▶ Request:
Write out the records below once more, exactly as they stand.
── Record set ──
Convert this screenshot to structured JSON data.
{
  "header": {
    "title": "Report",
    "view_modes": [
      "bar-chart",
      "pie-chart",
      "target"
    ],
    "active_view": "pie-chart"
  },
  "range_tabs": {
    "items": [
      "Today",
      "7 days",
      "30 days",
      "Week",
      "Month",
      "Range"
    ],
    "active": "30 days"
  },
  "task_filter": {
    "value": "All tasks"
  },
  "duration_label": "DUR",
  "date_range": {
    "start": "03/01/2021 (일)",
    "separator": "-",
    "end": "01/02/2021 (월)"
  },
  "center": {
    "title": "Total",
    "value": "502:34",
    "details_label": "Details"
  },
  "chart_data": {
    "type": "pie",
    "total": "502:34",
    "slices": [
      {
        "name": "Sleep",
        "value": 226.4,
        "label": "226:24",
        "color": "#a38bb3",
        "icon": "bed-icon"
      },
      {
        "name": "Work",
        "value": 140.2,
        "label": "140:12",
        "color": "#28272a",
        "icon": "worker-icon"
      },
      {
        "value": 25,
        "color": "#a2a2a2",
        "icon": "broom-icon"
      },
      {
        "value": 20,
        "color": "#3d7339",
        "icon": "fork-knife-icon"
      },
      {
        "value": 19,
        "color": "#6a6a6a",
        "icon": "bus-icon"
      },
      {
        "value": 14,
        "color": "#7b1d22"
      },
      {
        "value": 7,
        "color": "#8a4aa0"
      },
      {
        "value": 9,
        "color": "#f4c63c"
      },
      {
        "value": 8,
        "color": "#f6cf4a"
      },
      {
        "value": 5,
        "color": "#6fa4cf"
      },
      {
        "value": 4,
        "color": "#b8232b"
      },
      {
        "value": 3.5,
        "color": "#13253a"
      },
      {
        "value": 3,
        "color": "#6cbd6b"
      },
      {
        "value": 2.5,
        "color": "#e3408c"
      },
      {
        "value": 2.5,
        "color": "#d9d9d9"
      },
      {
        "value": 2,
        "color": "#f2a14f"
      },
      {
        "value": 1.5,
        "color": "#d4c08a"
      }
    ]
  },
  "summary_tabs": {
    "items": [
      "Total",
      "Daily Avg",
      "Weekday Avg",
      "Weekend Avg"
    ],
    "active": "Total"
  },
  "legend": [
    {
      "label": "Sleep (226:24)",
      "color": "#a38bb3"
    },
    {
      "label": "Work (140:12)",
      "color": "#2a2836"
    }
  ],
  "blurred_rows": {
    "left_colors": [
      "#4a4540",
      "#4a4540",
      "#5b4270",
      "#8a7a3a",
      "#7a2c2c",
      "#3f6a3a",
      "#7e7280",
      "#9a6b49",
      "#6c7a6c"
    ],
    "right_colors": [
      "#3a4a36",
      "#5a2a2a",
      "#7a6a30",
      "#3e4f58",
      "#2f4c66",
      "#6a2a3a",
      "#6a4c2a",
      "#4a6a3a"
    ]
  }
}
───
▶ Written answer:
Convert this screenshot to structured JSON data.
{
  "header": {
    "title": "Report",
    "view_modes": [
      "bar-chart",
      "pie-chart",
      "target"
    ],
    "active_view": "pie-chart"
  },
  "range_tabs": {
    "items": [
      "Today",
      "7 days",
      "30 days",
      "Week",
      "Month",
      "Range"
    ],
    "active": "30 days"
  },
  "task_filter": {
    "value": "All tasks"
  },
  "duration_label": "DUR",
  "date_range": {
    "start": "03/01/2021 (일)",
    "separator": "-",
    "end": "01/02/2021 (월)"
  },
  "center": {
    "title": "Total",
    "value": "502:34",
    "details_label": "Details"
  },
  "chart_data": {
    "type": "pie",
    "total": "502:34",
    "slices": [
      {
        "name": "Sleep",
        "value": 226.4,
        "label": "226:24",
        "color": "#a38bb3",
        "icon": "bed-icon"
      },
      {
        "name": "Work",
        "value": 140.2,
        "label": "140:12",
        "color": "#28272a",
        "icon": "worker-icon"
      },
      {
        "value": 25,
        "color": "#a2a2a2",
        "icon": "broom-icon"
      },
      {
        "value": 20,
        "color": "#3d7339",
        "icon": "fork-knife-icon"
      },
      {
        "value": 19,
        "color": "#6a6a6a",
        "icon": "bus-icon"
      },
      {
        "value": 14,
        "color": "#7b1d22"
      },
      {
        "value": 7,
        "color": "#8a4aa0"
      },
      {
        "value": 9,
        "color": "#f4c63c"
      },
      {
        "value": 8,
        "color": "#f6cf4a"
      },
      {
        "value": 5,
        "color": "#6fa4cf"
      },
      {
        "value": 4,
        "color": "#b8232b"
      },
      {
        "value": 3.5,
        "color": "#13253a"
      },
      {
        "value": 3,
        "color": "#6cbd6b"
      },
      {
        "value": 2.5,
        "color": "#e3408c"
      },
      {
        "value": 2.5,
        "color": "#d9d9d9"
      },
      {
        "value": 2,
        "color": "#f2a14f"
      },
      {
        "value": 1.5,
        "color": "#d4c08a"
      }
    ]
  },
  "summary_tabs": {
    "items": [
      "Total",
      "Daily Avg",
      "Weekday Avg",
      "Weekend Avg"
    ],
    "active": "Total"
  },
  "legend": [
    {
      "label": "Sleep (226:24)",
      "color": "#a38bb3"
    },
    {
      "label": "Work (140:12)",
      "color": "#2a2836"
    }
  ],
  "blurred_rows": {
    "left_colors": [
      "#4a4540",
      "#4a4540",
      "#5b4270",
      "#8a7a3a",
      "#7a2c2c",
      "#3f6a3a",
      "#7e7280",
      "#9a6b49",
      "#6c7a6c"
    ],
    "right_colors": [
      "#3a4a36",
      "#5a2a2a",
      "#7a6a30",
      "#3e4f58",
      "#2f4c66",
      "#6a2a3a",
      "#6a4c2a",
      "#4a6a3a"
    ]
  }
}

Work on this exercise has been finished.